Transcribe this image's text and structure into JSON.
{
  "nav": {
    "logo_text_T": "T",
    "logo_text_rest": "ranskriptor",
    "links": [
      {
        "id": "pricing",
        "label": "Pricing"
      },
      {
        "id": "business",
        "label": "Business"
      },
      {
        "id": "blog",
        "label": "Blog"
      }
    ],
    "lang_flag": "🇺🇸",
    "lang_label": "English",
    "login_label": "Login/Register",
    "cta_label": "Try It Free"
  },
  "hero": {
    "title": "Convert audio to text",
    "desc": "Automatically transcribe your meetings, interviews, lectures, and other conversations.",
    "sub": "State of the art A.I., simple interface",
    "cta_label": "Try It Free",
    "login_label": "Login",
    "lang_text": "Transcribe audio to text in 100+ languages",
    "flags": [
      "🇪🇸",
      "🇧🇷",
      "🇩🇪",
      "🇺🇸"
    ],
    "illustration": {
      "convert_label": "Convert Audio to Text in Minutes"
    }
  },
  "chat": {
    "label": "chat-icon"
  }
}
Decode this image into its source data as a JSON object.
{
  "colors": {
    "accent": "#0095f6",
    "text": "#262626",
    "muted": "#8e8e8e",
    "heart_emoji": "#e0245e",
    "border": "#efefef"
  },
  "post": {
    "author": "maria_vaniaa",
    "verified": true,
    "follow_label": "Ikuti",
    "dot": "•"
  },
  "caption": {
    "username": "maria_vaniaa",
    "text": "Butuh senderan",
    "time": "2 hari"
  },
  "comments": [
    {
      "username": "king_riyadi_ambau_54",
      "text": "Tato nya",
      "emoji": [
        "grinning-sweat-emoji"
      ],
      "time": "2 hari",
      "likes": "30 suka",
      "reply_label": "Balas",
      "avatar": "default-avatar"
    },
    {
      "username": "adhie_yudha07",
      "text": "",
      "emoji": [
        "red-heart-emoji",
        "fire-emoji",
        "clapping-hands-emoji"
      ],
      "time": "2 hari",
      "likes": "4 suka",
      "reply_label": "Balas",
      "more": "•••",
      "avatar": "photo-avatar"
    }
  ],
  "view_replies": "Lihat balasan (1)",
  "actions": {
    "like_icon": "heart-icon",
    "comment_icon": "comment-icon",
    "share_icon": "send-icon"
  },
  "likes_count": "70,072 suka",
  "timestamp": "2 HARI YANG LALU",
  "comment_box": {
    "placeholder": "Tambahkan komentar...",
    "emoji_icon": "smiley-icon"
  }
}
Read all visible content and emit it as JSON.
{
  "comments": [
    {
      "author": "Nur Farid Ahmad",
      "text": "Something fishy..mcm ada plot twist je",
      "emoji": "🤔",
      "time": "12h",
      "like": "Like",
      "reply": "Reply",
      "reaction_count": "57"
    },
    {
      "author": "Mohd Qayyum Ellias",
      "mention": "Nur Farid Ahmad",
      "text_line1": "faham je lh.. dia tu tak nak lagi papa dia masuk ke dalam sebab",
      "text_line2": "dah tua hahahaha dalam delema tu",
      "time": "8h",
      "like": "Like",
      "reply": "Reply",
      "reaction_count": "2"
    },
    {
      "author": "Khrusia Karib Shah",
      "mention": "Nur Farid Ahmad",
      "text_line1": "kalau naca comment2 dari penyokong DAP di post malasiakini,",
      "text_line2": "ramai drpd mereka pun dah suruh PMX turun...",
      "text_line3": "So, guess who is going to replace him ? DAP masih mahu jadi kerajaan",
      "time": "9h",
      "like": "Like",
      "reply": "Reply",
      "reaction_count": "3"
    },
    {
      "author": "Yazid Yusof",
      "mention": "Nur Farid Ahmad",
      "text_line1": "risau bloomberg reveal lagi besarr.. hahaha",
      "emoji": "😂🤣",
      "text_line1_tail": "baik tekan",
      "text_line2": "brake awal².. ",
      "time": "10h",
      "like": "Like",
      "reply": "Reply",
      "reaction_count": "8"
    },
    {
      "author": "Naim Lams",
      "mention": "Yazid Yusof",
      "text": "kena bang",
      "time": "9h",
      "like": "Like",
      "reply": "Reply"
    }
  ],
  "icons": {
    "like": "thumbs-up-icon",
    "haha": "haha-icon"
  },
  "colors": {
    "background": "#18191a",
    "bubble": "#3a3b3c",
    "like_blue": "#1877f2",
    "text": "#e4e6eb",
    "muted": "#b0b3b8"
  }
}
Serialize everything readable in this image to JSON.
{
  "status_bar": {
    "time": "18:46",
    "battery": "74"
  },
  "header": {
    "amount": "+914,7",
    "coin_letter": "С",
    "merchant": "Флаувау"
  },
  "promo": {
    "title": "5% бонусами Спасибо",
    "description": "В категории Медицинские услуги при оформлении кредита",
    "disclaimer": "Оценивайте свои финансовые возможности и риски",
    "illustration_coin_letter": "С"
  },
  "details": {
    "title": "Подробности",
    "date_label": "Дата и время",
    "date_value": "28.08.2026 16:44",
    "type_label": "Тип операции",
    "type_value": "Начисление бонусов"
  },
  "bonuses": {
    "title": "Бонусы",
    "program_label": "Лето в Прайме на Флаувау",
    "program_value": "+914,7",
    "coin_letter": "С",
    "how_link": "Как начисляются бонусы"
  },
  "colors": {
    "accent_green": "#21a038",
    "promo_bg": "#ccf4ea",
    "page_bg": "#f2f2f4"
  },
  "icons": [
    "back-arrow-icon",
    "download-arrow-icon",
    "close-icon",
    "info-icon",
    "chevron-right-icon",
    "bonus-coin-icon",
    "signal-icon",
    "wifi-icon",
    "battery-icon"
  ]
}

**Task description:** From the records above, extract every entry exactly as given.

**Finished exercise:**
Transcribe this image's text and structure into JSON.
{
  "nav": {
    "logo_text_T": "T",
    "logo_text_rest": "ranskriptor",
    "links": [
      {
        "id": "pricing",
        "label": "Pricing"
      },
      {
        "id": "business",
        "label": "Business"
      },
      {
        "id": "blog",
        "label": "Blog"
      }
    ],
    "lang_flag": "🇺🇸",
    "lang_label": "English",
    "login_label": "Login/Register",
    "cta_label": "Try It Free"
  },
  "hero": {
    "title": "Convert audio to text",
    "desc": "Automatically transcribe your meetings, interviews, lectures, and other conversations.",
    "sub": "State of the art A.I., simple interface",
    "cta_label": "Try It Free",
    "login_label": "Login",
    "lang_text": "Transcribe audio to text in 100+ languages",
    "flags": [
      "🇪🇸",
      "🇧🇷",
      "🇩🇪",
      "🇺🇸"
    ],
    "illustration": {
      "convert_label": "Convert Audio to Text in Minutes"
    }
  },
  "chat": {
    "label": "chat-icon"
  }
}
Decode this image into its source data as a JSON object.
{
  "colors": {
    "accent": "#0095f6",
    "text": "#262626",
    "muted": "#8e8e8e",
    "heart_emoji": "#e0245e",
    "border": "#efefef"
  },
  "post": {
    "author": "maria_vaniaa",
    "verified": true,
    "follow_label": "Ikuti",
    "dot": "•"
  },
  "caption": {
    "username": "maria_vaniaa",
    "text": "Butuh senderan",
    "time": "2 hari"
  },
  "comments": [
    {
      "username": "king_riyadi_ambau_54",
      "text": "Tato nya",
      "emoji": [
        "grinning-sweat-emoji"
      ],
      "time": "2 hari",
      "likes": "30 suka",
      "reply_label": "Balas",
      "avatar": "default-avatar"
    },
    {
      "username": "adhie_yudha07",
      "text": "",
      "emoji": [
        "red-heart-emoji",
        "fire-emoji",
        "clapping-hands-emoji"
      ],
      "time": "2 hari",
      "likes": "4 suka",
      "reply_label": "Balas",
      "more": "•••",
      "avatar": "photo-avatar"
    }
  ],
  "view_replies": "Lihat balasan (1)",
  "actions": {
    "like_icon": "heart-icon",
    "comment_icon": "comment-icon",
    "share_icon": "send-icon"
  },
  "likes_count": "70,072 suka",
  "timestamp": "2 HARI YANG LALU",
  "comment_box": {
    "placeholder": "Tambahkan komentar...",
    "emoji_icon": "smiley-icon"
  }
}
Read all visible content and emit it as JSON.
{
  "comments": [
    {
      "author": "Nur Farid Ahmad",
      "text": "Something fishy..mcm ada plot twist je",
      "emoji": "🤔",
      "time": "12h",
      "like": "Like",
      "reply": "Reply",
      "reaction_count": "57"
    },
    {
      "author": "Mohd Qayyum Ellias",
      "mention": "Nur Farid Ahmad",
      "text_line1": "faham je lh.. dia tu tak nak lagi papa dia masuk ke dalam sebab",
      "text_line2": "dah tua hahahaha dalam delema tu",
      "time": "8h",
      "like": "Like",
      "reply": "Reply",
      "reaction_count": "2"
    },
    {
      "author": "Khrusia Karib Shah",
      "mention": "Nur Farid Ahmad",
      "text_line1": "kalau naca comment2 dari penyokong DAP di post malasiakini,",
      "text_line2": "ramai drpd mereka pun dah suruh PMX turun...",
      "text_line3": "So, guess who is going to replace him ? DAP masih mahu jadi kerajaan",
      "time": "9h",
      "like": "Like",
      "reply": "Reply",
      "reaction_count": "3"
    },
    {
      "author": "Yazid Yusof",
      "mention": "Nur Farid Ahmad",
      "text_line1": "risau bloomberg reveal lagi besarr.. hahaha",
      "emoji": "😂🤣",
      "text_line1_tail": "baik tekan",
      "text_line2": "brake awal².. ",
      "time": "10h",
      "like": "Like",
      "reply": "Reply",
      "reaction_count": "8"
    },
    {
      "author": "Naim Lams",
      "mention": "Yazid Yusof",
      "text": "kena bang",
      "time": "9h",
      "like": "Like",
      "reply": "Reply"
    }
  ],
  "icons": {
    "like": "thumbs-up-icon",
    "haha": "haha-icon"
  },
  "colors": {
    "background": "#18191a",
    "bubble": "#3a3b3c",
    "like_blue": "#1877f2",
    "text": "#e4e6eb",
    "muted": "#b0b3b8"
  }
}
Serialize everything readable in this image to JSON.
{
  "status_bar": {
    "time": "18:46",
    "battery": "74"
  },
  "header": {
    "amount": "+914,7",
    "coin_letter": "С",
    "merchant": "Флаувау"
  },
  "promo": {
    "title": "5% бонусами Спасибо",
    "description": "В категории Медицинские услуги при оформлении кредита",
    "disclaimer": "Оценивайте свои финансовые возможности и риски",
    "illustration_coin_letter": "С"
  },
  "details": {
    "title": "Подробности",
    "date_label": "Дата и время",
    "date_value": "28.08.2026 16:44",
    "type_label": "Тип операции",
    "type_value": "Начисление бонусов"
  },
  "bonuses": {
    "title": "Бонусы",
    "program_label": "Лето в Прайме на Флаувау",
    "program_value": "+914,7",
    "coin_letter": "С",
    "how_link": "Как начисляются бонусы"
  },
  "colors": {
    "accent_green": "#21a038",
    "promo_bg": "#ccf4ea",
    "page_bg": "#f2f2f4"
  },
  "icons": [
    "back-arrow-icon",
    "download-arrow-icon",
    "close-icon",
    "info-icon",
    "chevron-right-icon",
    "bonus-coin-icon",
    "signal-icon",
    "wifi-icon",
    "battery-icon"
  ]
}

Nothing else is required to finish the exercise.